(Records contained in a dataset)
╭──
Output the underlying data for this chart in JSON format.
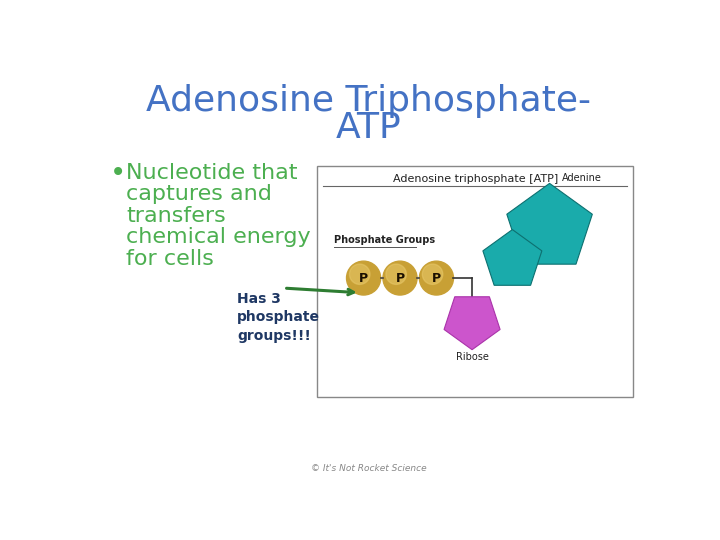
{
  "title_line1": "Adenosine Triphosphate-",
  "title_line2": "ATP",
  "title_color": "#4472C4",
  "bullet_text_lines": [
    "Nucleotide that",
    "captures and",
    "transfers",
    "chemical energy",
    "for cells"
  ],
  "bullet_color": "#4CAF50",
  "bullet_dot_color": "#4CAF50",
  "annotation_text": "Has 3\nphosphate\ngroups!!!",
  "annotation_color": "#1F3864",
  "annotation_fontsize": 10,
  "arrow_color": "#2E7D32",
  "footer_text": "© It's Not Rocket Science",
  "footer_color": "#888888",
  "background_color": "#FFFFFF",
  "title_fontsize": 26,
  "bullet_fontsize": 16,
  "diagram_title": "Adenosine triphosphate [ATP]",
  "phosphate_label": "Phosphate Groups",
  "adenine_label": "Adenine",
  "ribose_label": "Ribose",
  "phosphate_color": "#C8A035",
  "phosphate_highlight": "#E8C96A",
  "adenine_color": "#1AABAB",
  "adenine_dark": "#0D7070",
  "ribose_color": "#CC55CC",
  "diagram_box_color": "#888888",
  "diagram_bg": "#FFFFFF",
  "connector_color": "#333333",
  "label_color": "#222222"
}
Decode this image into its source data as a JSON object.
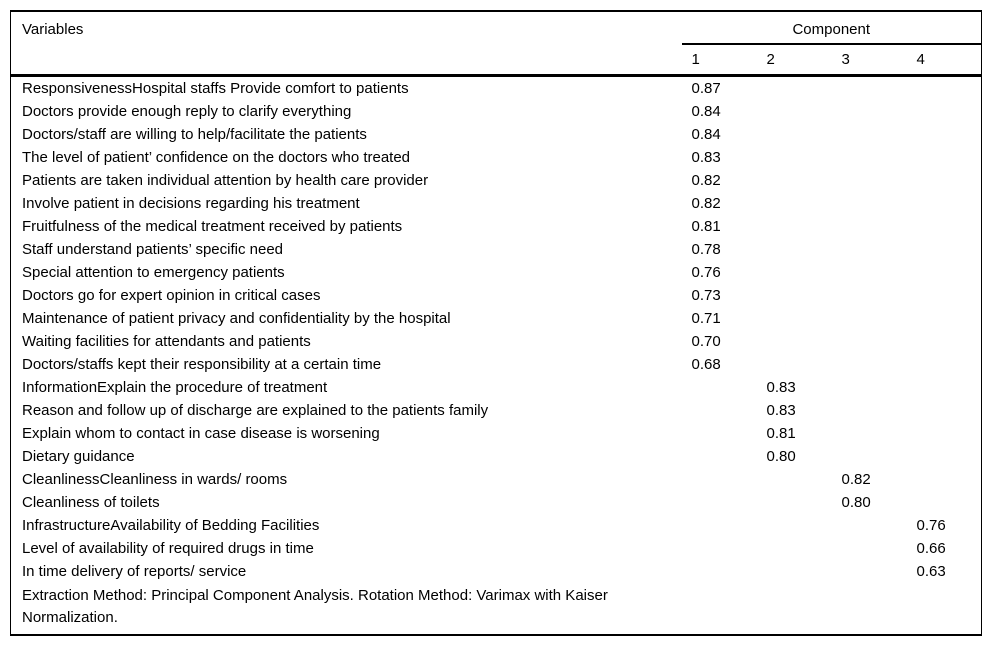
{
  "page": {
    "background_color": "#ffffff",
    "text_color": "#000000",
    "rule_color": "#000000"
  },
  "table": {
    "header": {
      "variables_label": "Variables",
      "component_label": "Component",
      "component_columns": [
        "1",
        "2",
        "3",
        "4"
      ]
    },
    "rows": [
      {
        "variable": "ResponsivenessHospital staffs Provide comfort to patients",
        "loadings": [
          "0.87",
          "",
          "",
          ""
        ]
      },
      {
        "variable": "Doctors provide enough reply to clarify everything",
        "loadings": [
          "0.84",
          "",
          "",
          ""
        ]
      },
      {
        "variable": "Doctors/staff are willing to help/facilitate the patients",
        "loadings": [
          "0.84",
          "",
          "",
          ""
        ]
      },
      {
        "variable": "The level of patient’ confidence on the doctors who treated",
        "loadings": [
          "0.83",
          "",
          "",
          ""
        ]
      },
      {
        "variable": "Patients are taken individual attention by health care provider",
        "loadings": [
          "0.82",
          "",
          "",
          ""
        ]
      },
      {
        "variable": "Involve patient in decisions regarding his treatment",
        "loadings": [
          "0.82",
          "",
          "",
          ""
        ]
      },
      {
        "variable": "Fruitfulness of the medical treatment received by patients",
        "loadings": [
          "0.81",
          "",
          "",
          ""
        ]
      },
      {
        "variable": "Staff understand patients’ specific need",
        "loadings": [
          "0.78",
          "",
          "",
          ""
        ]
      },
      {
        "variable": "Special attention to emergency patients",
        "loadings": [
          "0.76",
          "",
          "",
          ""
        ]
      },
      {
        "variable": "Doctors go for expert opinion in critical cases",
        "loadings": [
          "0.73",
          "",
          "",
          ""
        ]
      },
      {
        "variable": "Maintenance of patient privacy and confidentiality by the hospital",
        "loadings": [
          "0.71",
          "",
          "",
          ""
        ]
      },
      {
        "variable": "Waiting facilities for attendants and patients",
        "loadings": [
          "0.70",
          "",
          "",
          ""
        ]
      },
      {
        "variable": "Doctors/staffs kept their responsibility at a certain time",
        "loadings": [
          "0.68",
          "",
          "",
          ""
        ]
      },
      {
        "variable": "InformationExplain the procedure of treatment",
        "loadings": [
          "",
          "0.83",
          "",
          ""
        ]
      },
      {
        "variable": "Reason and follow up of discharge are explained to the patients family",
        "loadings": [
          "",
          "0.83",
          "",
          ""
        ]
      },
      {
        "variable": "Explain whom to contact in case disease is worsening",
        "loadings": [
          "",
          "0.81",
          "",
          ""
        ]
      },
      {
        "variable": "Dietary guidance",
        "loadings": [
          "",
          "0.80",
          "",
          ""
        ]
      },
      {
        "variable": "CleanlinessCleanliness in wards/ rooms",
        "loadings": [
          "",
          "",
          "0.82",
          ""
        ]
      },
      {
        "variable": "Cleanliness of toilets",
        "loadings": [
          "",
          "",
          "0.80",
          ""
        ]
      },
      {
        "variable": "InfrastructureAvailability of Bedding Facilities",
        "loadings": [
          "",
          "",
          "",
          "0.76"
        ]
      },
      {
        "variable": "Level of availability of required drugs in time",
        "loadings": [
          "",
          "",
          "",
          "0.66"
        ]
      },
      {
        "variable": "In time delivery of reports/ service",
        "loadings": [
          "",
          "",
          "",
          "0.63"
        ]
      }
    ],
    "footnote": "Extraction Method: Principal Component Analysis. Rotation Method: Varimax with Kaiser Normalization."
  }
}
╰──
# Work order:
Although the records include pictures, output only their text, exactly and completely.

# Solution:
Output the underlying data for this chart in JSON format.
{
  "title_line1": "Adenosine Triphosphate-",
  "title_line2": "ATP",
  "title_color": "#4472C4",
  "bullet_text_lines": [
    "Nucleotide that",
    "captures and",
    "transfers",
    "chemical energy",
    "for cells"
  ],
  "bullet_color": "#4CAF50",
  "bullet_dot_color": "#4CAF50",
  "annotation_text": "Has 3\nphosphate\ngroups!!!",
  "annotation_color": "#1F3864",
  "annotation_fontsize": 10,
  "arrow_color": "#2E7D32",
  "footer_text": "© It's Not Rocket Science",
  "footer_color": "#888888",
  "background_color": "#FFFFFF",
  "title_fontsize": 26,
  "bullet_fontsize": 16,
  "diagram_title": "Adenosine triphosphate [ATP]",
  "phosphate_label": "Phosphate Groups",
  "adenine_label": "Adenine",
  "ribose_label": "Ribose",
  "phosphate_color": "#C8A035",
  "phosphate_highlight": "#E8C96A",
  "adenine_color": "#1AABAB",
  "adenine_dark": "#0D7070",
  "ribose_color": "#CC55CC",
  "diagram_box_color": "#888888",
  "diagram_bg": "#FFFFFF",
  "connector_color": "#333333",
  "label_color": "#222222"
}
Decode this image into its source data as a JSON object.
{
  "page": {
    "background_color": "#ffffff",
    "text_color": "#000000",
    "rule_color": "#000000"
  },
  "table": {
    "header": {
      "variables_label": "Variables",
      "component_label": "Component",
      "component_columns": [
        "1",
        "2",
        "3",
        "4"
      ]
    },
    "rows": [
      {
        "variable": "ResponsivenessHospital staffs Provide comfort to patients",
        "loadings": [
          "0.87",
          "",
          "",
          ""
        ]
      },
      {
        "variable": "Doctors provide enough reply to clarify everything",
        "loadings": [
          "0.84",
          "",
          "",
          ""
        ]
      },
      {
        "variable": "Doctors/staff are willing to help/facilitate the patients",
        "loadings": [
          "0.84",
          "",
          "",
          ""
        ]
      },
      {
        "variable": "The level of patient’ confidence on the doctors who treated",
        "loadings": [
          "0.83",
          "",
          "",
          ""
        ]
      },
      {
        "variable": "Patients are taken individual attention by health care provider",
        "loadings": [
          "0.82",
          "",
          "",
          ""
        ]
      },
      {
        "variable": "Involve patient in decisions regarding his treatment",
        "loadings": [
          "0.82",
          "",
          "",
          ""
        ]
      },
      {
        "variable": "Fruitfulness of the medical treatment received by patients",
        "loadings": [
          "0.81",
          "",
          "",
          ""
        ]
      },
      {
        "variable": "Staff understand patients’ specific need",
        "loadings": [
          "0.78",
          "",
          "",
          ""
        ]
      },
      {
        "variable": "Special attention to emergency patients",
        "loadings": [
          "0.76",
          "",
          "",
          ""
        ]
      },
      {
        "variable": "Doctors go for expert opinion in critical cases",
        "loadings": [
          "0.73",
          "",
          "",
          ""
        ]
      },
      {
        "variable": "Maintenance of patient privacy and confidentiality by the hospital",
        "loadings": [
          "0.71",
          "",
          "",
          ""
        ]
      },
      {
        "variable": "Waiting facilities for attendants and patients",
        "loadings": [
          "0.70",
          "",
          "",
          ""
        ]
      },
      {
        "variable": "Doctors/staffs kept their responsibility at a certain time",
        "loadings": [
          "0.68",
          "",
          "",
          ""
        ]
      },
      {
        "variable": "InformationExplain the procedure of treatment",
        "loadings": [
          "",
          "0.83",
          "",
          ""
        ]
      },
      {
        "variable": "Reason and follow up of discharge are explained to the patients family",
        "loadings": [
          "",
          "0.83",
          "",
          ""
        ]
      },
      {
        "variable": "Explain whom to contact in case disease is worsening",
        "loadings": [
          "",
          "0.81",
          "",
          ""
        ]
      },
      {
        "variable": "Dietary guidance",
        "loadings": [
          "",
          "0.80",
          "",
          ""
        ]
      },
      {
        "variable": "CleanlinessCleanliness in wards/ rooms",
        "loadings": [
          "",
          "",
          "0.82",
          ""
        ]
      },
      {
        "variable": "Cleanliness of toilets",
        "loadings": [
          "",
          "",
          "0.80",
          ""
        ]
      },
      {
        "variable": "InfrastructureAvailability of Bedding Facilities",
        "loadings": [
          "",
          "",
          "",
          "0.76"
        ]
      },
      {
        "variable": "Level of availability of required drugs in time",
        "loadings": [
          "",
          "",
          "",
          "0.66"
        ]
      },
      {
        "variable": "In time delivery of reports/ service",
        "loadings": [
          "",
          "",
          "",
          "0.63"
        ]
      }
    ],
    "footnote": "Extraction Method: Principal Component Analysis. Rotation Method: Varimax with Kaiser Normalization."
  }
}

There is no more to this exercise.